## [Work to complete]
Going through the material below, please gather all lines with the word "name" in them.

## [Records shown]
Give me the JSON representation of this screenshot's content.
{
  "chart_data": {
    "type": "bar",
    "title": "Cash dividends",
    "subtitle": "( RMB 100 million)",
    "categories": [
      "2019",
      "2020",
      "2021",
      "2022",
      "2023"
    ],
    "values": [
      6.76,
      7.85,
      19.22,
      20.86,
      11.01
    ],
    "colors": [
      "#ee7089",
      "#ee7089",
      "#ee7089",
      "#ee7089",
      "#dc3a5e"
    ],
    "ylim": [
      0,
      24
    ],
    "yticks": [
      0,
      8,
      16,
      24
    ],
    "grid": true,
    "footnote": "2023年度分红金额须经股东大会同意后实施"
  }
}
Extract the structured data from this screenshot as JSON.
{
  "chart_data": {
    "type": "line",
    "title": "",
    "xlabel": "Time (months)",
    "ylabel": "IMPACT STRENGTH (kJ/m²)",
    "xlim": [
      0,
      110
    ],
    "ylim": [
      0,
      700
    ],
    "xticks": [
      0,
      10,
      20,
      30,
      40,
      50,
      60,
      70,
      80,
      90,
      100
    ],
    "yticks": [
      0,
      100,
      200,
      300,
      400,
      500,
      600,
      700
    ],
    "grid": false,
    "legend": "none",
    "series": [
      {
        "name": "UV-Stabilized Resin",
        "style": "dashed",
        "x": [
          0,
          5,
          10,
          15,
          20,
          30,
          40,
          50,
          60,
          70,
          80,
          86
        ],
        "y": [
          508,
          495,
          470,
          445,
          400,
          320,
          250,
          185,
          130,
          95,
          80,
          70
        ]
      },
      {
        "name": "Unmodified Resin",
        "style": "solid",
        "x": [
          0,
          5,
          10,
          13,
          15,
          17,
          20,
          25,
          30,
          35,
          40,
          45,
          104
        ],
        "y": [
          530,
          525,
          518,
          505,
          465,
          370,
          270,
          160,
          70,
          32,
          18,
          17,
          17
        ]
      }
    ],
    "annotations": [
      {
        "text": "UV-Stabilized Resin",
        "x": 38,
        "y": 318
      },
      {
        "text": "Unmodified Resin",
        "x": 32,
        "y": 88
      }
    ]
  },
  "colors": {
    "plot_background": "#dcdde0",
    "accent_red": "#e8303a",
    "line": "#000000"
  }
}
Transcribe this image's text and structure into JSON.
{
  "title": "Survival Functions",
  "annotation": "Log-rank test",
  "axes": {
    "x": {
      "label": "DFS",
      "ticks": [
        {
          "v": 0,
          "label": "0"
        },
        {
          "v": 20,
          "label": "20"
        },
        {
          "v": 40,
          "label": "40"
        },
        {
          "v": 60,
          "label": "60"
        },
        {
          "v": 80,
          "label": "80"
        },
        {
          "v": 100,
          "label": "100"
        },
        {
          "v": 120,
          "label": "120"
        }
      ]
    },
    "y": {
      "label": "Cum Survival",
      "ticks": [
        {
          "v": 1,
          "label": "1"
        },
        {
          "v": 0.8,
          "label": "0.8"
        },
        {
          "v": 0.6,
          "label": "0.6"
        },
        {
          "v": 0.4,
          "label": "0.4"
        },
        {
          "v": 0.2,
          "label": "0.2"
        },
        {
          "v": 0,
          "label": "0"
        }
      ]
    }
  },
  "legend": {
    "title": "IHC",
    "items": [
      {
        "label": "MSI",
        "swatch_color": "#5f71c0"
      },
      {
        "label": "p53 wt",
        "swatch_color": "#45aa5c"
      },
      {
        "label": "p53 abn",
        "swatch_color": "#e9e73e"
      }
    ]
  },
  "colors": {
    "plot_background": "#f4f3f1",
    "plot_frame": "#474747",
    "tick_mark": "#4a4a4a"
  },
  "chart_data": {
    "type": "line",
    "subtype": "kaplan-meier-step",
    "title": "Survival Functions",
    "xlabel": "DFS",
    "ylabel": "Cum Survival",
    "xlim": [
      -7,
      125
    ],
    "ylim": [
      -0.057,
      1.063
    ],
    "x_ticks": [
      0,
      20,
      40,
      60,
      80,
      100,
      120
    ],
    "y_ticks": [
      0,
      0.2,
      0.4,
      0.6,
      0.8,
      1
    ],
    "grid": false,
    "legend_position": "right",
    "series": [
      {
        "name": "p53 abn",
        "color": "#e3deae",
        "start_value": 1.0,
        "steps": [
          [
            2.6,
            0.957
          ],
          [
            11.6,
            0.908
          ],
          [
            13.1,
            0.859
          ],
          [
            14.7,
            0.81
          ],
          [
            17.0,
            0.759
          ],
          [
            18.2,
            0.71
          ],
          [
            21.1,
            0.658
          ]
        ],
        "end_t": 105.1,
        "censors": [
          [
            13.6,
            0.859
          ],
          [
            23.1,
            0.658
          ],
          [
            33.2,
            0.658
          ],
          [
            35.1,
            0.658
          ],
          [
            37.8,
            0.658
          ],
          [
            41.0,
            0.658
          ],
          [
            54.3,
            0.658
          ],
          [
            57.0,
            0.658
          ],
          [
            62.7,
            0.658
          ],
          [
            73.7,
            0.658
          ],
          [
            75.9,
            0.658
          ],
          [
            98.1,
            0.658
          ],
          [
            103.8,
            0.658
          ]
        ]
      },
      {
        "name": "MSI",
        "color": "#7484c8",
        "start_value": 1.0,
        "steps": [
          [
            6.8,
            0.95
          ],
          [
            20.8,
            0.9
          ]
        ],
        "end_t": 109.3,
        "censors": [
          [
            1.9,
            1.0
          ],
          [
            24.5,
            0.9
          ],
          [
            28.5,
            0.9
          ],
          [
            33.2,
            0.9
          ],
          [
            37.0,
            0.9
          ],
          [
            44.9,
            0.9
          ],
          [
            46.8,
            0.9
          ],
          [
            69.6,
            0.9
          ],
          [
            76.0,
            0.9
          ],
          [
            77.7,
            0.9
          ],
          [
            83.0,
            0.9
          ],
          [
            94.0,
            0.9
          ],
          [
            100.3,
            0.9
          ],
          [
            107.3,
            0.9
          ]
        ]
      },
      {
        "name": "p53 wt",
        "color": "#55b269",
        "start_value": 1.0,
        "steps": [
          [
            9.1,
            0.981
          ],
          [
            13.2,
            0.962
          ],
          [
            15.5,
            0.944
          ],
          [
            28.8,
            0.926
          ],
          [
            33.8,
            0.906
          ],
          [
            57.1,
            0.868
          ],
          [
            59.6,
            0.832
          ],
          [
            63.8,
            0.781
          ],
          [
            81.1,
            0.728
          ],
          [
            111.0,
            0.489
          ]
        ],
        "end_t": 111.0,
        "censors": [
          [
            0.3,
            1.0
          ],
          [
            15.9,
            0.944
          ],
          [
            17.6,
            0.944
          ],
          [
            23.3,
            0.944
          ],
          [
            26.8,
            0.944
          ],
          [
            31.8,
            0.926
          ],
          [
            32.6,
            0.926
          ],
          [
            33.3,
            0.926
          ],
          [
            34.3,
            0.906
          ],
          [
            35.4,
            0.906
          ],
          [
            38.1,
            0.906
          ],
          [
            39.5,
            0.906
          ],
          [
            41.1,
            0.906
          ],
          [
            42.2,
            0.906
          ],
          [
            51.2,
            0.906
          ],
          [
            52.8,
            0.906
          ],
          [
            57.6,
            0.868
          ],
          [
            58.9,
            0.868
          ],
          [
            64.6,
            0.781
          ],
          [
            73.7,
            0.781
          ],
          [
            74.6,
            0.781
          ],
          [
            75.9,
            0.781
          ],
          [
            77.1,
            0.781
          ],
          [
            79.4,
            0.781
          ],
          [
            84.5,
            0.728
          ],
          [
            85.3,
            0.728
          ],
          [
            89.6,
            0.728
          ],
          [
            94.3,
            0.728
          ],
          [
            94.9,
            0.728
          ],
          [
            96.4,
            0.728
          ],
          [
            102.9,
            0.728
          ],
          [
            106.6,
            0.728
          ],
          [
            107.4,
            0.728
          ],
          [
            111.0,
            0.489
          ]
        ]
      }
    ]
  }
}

## [Response below]
        "name": "UV-Stabilized Resin",
        "name": "Unmodified Resin",
        "name": "p53 abn",
        "name": "MSI",
        "name": "p53 wt",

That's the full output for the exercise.